Task statement >> Your job is to restate each entry word for word.

[Data items]

——

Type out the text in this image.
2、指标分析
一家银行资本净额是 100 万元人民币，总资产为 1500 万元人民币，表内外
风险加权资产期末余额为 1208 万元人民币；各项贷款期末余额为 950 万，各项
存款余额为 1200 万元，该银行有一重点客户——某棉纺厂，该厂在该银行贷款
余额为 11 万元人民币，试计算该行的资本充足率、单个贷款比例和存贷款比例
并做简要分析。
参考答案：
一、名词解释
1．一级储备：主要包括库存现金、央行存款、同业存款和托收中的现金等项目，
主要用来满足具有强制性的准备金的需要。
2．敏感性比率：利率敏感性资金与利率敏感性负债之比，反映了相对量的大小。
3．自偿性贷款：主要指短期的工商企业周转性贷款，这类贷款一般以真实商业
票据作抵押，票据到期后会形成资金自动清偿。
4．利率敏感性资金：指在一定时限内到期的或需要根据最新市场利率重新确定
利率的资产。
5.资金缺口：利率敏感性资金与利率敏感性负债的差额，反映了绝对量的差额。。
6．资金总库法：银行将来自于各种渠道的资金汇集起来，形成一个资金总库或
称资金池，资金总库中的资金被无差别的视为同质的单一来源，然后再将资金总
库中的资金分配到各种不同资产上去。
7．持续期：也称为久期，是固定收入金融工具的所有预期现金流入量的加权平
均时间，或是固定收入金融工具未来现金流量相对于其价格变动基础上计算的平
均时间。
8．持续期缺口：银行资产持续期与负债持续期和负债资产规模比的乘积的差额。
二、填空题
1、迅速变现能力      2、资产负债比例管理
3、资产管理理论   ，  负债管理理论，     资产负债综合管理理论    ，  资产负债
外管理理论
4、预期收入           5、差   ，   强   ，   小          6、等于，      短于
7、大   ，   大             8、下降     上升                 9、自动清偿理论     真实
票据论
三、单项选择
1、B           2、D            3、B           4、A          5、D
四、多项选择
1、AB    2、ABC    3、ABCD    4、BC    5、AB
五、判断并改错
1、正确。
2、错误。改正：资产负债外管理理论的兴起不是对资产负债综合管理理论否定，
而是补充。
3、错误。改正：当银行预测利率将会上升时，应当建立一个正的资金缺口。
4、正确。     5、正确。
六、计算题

——

Result >>
Type out the text in this image.
2、指标分析
一家银行资本净额是 100 万元人民币，总资产为 1500 万元人民币，表内外
风险加权资产期末余额为 1208 万元人民币；各项贷款期末余额为 950 万，各项
存款余额为 1200 万元，该银行有一重点客户——某棉纺厂，该厂在该银行贷款
余额为 11 万元人民币，试计算该行的资本充足率、单个贷款比例和存贷款比例
并做简要分析。
参考答案：
一、名词解释
1．一级储备：主要包括库存现金、央行存款、同业存款和托收中的现金等项目，
主要用来满足具有强制性的准备金的需要。
2．敏感性比率：利率敏感性资金与利率敏感性负债之比，反映了相对量的大小。
3．自偿性贷款：主要指短期的工商企业周转性贷款，这类贷款一般以真实商业
票据作抵押，票据到期后会形成资金自动清偿。
4．利率敏感性资金：指在一定时限内到期的或需要根据最新市场利率重新确定
利率的资产。
5.资金缺口：利率敏感性资金与利率敏感性负债的差额，反映了绝对量的差额。。
6．资金总库法：银行将来自于各种渠道的资金汇集起来，形成一个资金总库或
称资金池，资金总库中的资金被无差别的视为同质的单一来源，然后再将资金总
库中的资金分配到各种不同资产上去。
7．持续期：也称为久期，是固定收入金融工具的所有预期现金流入量的加权平
均时间，或是固定收入金融工具未来现金流量相对于其价格变动基础上计算的平
均时间。
8．持续期缺口：银行资产持续期与负债持续期和负债资产规模比的乘积的差额。
二、填空题
1、迅速变现能力      2、资产负债比例管理
3、资产管理理论   ，  负债管理理论，     资产负债综合管理理论    ，  资产负债
外管理理论
4、预期收入           5、差   ，   强   ，   小          6、等于，      短于
7、大   ，   大             8、下降     上升                 9、自动清偿理论     真实
票据论
三、单项选择
1、B           2、D            3、B           4、A          5、D
四、多项选择
1、AB    2、ABC    3、ABCD    4、BC    5、AB
五、判断并改错
1、正确。
2、错误。改正：资产负债外管理理论的兴起不是对资产负债综合管理理论否定，
而是补充。
3、错误。改正：当银行预测利率将会上升时，应当建立一个正的资金缺口。
4、正确。     5、正确。
六、计算题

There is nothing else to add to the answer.